### Exercise task
Exclude the pictures and return every line exactly as written.

### The records

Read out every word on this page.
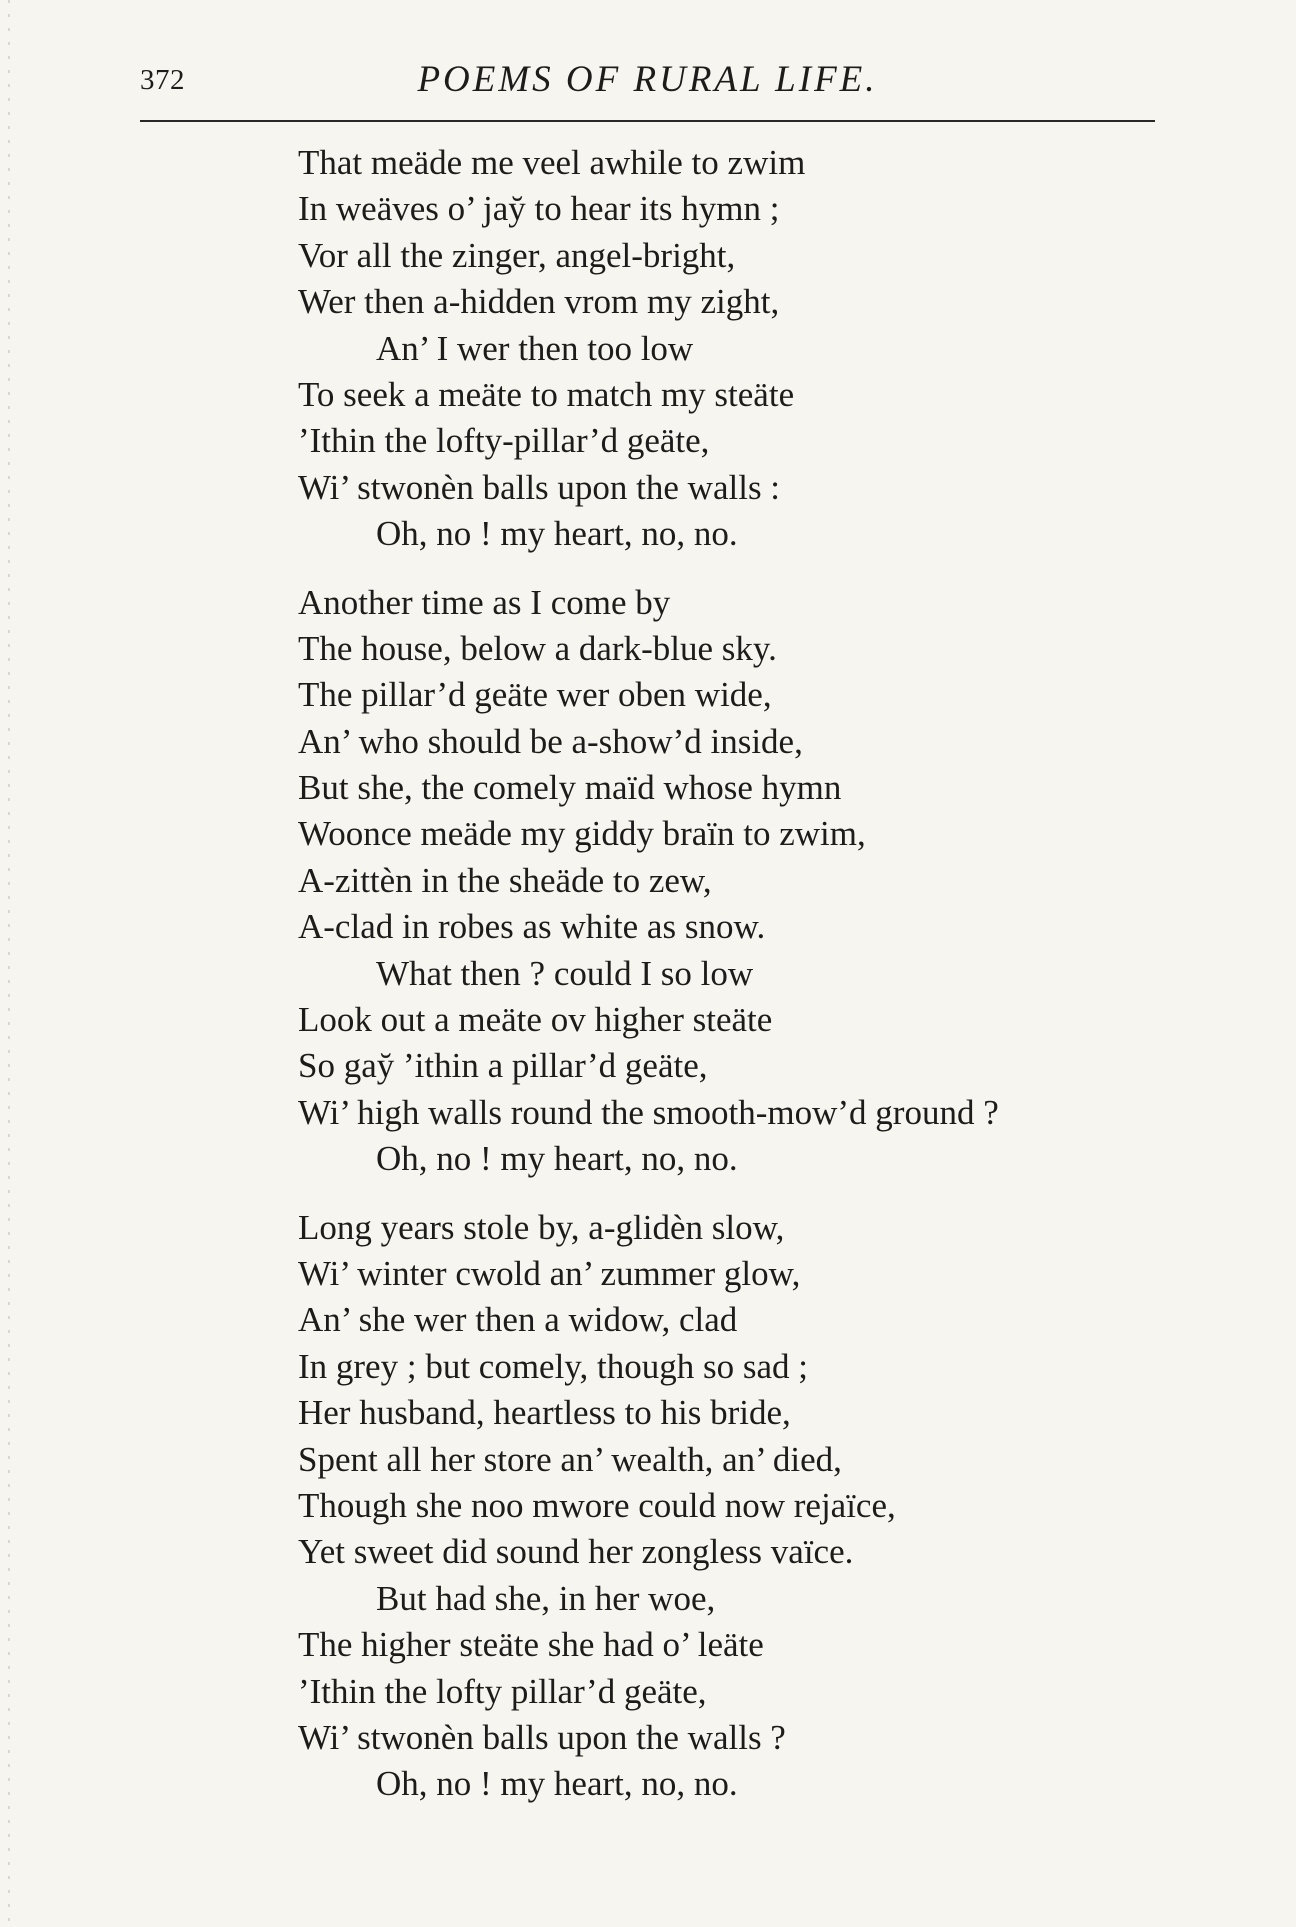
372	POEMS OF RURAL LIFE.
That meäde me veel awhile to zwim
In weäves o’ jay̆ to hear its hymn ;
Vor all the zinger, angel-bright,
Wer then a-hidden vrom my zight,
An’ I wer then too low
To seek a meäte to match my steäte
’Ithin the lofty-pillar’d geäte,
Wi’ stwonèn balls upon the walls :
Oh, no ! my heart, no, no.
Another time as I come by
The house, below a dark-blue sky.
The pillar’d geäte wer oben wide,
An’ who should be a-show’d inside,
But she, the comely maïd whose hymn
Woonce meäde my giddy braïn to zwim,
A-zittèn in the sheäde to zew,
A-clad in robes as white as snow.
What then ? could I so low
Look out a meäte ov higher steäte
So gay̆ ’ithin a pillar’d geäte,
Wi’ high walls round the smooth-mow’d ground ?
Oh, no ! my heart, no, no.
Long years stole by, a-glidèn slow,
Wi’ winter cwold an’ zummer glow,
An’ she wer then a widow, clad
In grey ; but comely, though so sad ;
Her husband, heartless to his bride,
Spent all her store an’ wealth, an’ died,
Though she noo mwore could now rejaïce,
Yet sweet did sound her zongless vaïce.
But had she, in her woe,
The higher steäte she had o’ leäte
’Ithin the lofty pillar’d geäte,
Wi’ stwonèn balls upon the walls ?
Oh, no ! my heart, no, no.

### Task output
Read out every word on this page.
372	POEMS OF RURAL LIFE.
That meäde me veel awhile to zwim
In weäves o’ jay̆ to hear its hymn ;
Vor all the zinger, angel-bright,
Wer then a-hidden vrom my zight,
An’ I wer then too low
To seek a meäte to match my steäte
’Ithin the lofty-pillar’d geäte,
Wi’ stwonèn balls upon the walls :
Oh, no ! my heart, no, no.
Another time as I come by
The house, below a dark-blue sky.
The pillar’d geäte wer oben wide,
An’ who should be a-show’d inside,
But she, the comely maïd whose hymn
Woonce meäde my giddy braïn to zwim,
A-zittèn in the sheäde to zew,
A-clad in robes as white as snow.
What then ? could I so low
Look out a meäte ov higher steäte
So gay̆ ’ithin a pillar’d geäte,
Wi’ high walls round the smooth-mow’d ground ?
Oh, no ! my heart, no, no.
Long years stole by, a-glidèn slow,
Wi’ winter cwold an’ zummer glow,
An’ she wer then a widow, clad
In grey ; but comely, though so sad ;
Her husband, heartless to his bride,
Spent all her store an’ wealth, an’ died,
Though she noo mwore could now rejaïce,
Yet sweet did sound her zongless vaïce.
But had she, in her woe,
The higher steäte she had o’ leäte
’Ithin the lofty pillar’d geäte,
Wi’ stwonèn balls upon the walls ?
Oh, no ! my heart, no, no.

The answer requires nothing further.